Extracted material =
• • • •

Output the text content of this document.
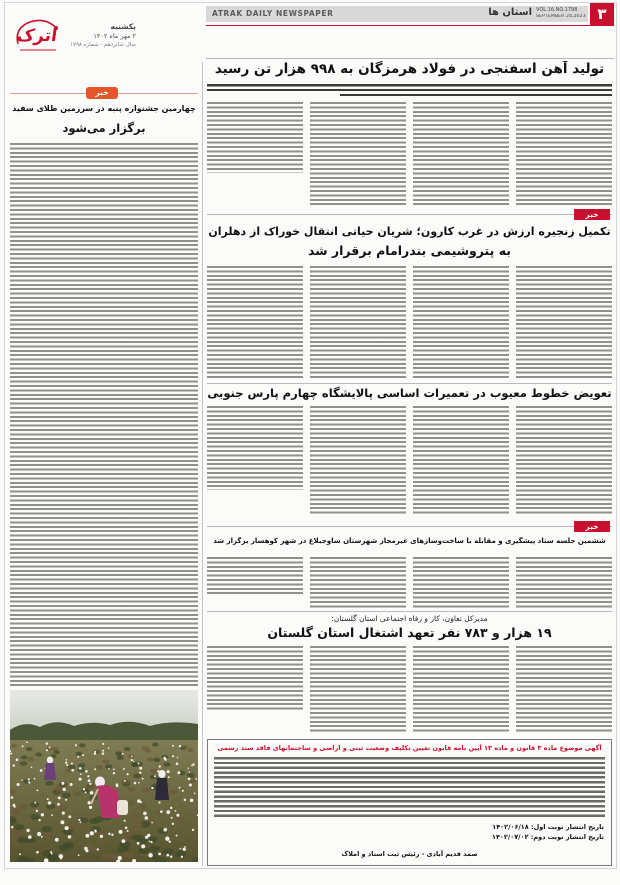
ATRAK DAILY NEWSPAPER	استان ها VOL.16,NO.1798
SEPTEMBER 24,2023 ۳
اترک	یکشنبه
۲ مهر ماه ۱۴۰۲
سال شانزدهم - شماره ۱۷۹۸
تولید آهن اسفنجی در فولاد هرمزگان به ۹۹۸ هزار تن رسید
خبر
تکمیل زنجیره ارزش در غرب کارون؛ شریان حیاتی انتقال خوراک از دهلران
به پتروشیمی بندرامام برقرار شد
تعویض خطوط معیوب در تعمیرات اساسی پالایشگاه چهارم پارس جنوبی
خبر
ششمین جلسه ستاد پیشگیری و مقابله با ساخت‌وسازهای غیرمجاز شهرستان ساوجبلاغ در شهر کوهسار برگزار شد
مدیرکل تعاون، کار و رفاه اجتماعی استان گلستان:
۱۹ هزار و ۷۸۳ نفر تعهد اشتغال استان گلستان
آگهی موضوع ماده ۳ قانون و ماده ۱۳ آیین نامه قانون تعیین تکلیف وضعیت ثبتی و اراضی و ساختمانهای فاقد سند رسمی
تاریخ انتشار نوبت اول: ۱۴۰۲/۰۶/۱۸
تاریخ انتشار نوبت دوم: ۱۴۰۲/۰۷/۰۲
صمد قدیم آبادی - رئیس ثبت اسناد و املاک
خبر
چهارمین جشنواره پنبه در سرزمین طلای سفید
برگزار می‌شود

• • • •

Problem = Set down all the data again exactly as above, pictures excluded.

Correct result =
Output the text content of this document.
ATRAK DAILY NEWSPAPER	استان ها VOL.16,NO.1798
SEPTEMBER 24,2023 ۳
اترک	یکشنبه
۲ مهر ماه ۱۴۰۲
سال شانزدهم - شماره ۱۷۹۸
تولید آهن اسفنجی در فولاد هرمزگان به ۹۹۸ هزار تن رسید
خبر
تکمیل زنجیره ارزش در غرب کارون؛ شریان حیاتی انتقال خوراک از دهلران
به پتروشیمی بندرامام برقرار شد
تعویض خطوط معیوب در تعمیرات اساسی پالایشگاه چهارم پارس جنوبی
خبر
ششمین جلسه ستاد پیشگیری و مقابله با ساخت‌وسازهای غیرمجاز شهرستان ساوجبلاغ در شهر کوهسار برگزار شد
مدیرکل تعاون، کار و رفاه اجتماعی استان گلستان:
۱۹ هزار و ۷۸۳ نفر تعهد اشتغال استان گلستان
آگهی موضوع ماده ۳ قانون و ماده ۱۳ آیین نامه قانون تعیین تکلیف وضعیت ثبتی و اراضی و ساختمانهای فاقد سند رسمی
تاریخ انتشار نوبت اول: ۱۴۰۲/۰۶/۱۸
تاریخ انتشار نوبت دوم: ۱۴۰۲/۰۷/۰۲
صمد قدیم آبادی - رئیس ثبت اسناد و املاک
خبر
چهارمین جشنواره پنبه در سرزمین طلای سفید
برگزار می‌شود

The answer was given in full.